* Start Exercise data *

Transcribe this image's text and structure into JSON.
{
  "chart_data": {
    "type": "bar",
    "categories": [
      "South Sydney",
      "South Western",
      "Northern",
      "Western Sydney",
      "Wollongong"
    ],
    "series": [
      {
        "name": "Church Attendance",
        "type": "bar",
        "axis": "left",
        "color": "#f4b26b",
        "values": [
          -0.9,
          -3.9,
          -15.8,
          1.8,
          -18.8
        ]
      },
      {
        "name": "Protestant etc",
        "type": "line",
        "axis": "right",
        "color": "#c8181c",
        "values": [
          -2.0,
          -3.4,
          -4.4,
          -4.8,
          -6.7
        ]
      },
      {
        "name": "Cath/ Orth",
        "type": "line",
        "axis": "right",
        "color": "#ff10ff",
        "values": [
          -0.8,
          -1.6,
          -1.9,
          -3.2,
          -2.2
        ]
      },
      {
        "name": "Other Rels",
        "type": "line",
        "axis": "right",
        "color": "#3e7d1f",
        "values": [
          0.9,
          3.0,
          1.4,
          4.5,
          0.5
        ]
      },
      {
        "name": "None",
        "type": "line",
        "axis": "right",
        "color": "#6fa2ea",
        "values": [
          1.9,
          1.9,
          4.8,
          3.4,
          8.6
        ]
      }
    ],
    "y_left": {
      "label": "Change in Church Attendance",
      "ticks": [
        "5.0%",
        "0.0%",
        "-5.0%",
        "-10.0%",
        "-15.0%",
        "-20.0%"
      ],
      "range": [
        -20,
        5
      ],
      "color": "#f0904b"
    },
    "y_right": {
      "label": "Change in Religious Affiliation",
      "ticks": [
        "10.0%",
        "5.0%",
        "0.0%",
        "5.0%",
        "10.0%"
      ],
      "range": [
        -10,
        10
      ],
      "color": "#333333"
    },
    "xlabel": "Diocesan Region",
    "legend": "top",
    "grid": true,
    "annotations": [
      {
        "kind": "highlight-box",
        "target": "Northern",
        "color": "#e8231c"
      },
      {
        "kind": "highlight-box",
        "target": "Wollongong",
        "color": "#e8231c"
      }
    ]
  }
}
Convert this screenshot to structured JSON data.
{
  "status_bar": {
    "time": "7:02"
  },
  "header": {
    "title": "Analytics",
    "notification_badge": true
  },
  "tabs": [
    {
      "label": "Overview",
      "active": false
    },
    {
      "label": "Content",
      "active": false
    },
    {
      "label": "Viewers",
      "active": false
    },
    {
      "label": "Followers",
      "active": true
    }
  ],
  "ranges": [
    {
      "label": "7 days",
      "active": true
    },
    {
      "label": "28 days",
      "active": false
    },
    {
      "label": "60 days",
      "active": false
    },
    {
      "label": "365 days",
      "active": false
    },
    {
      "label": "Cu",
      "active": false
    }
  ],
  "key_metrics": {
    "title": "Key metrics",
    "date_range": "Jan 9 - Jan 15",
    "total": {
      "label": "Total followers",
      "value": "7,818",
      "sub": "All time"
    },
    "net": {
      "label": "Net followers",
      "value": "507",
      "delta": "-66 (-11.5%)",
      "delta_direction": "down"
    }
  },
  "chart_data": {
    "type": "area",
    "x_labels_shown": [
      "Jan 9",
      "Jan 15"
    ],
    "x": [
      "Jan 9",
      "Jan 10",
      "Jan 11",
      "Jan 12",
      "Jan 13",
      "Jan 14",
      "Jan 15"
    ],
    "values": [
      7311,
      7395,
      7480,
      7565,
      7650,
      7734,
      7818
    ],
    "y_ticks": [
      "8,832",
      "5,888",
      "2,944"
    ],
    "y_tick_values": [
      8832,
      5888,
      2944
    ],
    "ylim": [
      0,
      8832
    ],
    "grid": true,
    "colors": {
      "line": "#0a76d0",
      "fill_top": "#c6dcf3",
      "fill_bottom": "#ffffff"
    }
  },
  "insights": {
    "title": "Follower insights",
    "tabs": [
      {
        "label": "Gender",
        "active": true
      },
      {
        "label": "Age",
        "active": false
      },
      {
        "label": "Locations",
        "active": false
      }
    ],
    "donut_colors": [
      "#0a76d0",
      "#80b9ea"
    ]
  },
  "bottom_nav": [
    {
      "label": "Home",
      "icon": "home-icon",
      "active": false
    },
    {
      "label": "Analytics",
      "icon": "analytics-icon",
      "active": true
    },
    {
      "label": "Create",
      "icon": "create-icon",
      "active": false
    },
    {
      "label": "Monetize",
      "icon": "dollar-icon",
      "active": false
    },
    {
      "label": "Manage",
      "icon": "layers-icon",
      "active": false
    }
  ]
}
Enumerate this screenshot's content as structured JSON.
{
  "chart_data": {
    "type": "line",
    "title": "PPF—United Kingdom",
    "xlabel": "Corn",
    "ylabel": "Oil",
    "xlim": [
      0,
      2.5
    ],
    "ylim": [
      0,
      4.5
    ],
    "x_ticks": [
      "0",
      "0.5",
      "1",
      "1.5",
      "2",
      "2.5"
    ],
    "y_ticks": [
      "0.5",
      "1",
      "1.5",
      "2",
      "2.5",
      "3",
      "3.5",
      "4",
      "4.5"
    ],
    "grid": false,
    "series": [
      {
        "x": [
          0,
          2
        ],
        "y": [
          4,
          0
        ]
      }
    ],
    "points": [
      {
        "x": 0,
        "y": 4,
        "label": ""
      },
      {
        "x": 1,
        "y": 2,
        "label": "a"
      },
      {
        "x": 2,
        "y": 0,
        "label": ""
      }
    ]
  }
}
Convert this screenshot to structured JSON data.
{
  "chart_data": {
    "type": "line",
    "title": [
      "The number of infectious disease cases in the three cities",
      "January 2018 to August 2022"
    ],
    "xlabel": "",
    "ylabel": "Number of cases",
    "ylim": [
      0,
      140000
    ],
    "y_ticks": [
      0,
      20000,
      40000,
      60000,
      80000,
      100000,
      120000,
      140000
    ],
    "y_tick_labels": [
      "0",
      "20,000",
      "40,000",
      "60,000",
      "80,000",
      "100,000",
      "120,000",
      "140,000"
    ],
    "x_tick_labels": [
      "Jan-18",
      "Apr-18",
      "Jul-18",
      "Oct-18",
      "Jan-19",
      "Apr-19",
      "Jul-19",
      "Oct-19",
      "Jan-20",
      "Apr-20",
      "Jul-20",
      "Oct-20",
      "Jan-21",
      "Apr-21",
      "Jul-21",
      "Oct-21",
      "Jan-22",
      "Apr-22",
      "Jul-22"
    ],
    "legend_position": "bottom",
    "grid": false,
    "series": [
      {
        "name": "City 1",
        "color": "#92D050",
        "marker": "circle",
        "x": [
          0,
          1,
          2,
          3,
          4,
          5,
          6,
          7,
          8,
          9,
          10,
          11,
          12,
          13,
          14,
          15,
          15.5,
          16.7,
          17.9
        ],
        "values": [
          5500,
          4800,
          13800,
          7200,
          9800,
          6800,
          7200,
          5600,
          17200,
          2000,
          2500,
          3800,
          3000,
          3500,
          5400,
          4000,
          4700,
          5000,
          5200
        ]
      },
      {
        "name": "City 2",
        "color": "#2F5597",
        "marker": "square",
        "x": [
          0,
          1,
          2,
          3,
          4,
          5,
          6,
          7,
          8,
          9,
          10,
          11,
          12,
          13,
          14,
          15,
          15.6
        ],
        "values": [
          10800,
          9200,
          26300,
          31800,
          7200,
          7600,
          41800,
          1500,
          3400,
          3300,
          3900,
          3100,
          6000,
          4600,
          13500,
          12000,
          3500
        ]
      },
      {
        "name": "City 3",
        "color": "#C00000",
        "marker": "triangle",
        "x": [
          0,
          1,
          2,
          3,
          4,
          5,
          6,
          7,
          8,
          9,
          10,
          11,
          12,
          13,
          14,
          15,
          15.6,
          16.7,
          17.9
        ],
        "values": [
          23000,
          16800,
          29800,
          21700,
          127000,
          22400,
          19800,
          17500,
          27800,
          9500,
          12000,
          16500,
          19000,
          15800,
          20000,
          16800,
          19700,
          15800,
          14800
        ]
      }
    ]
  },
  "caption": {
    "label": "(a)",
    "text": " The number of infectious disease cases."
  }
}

* End Exercise data *

Exercise details: Find every line in the records above that holds the word "Attendance", and copy each one.

Task result:
        "name": "Church Attendance",
      "label": "Change in Church Attendance",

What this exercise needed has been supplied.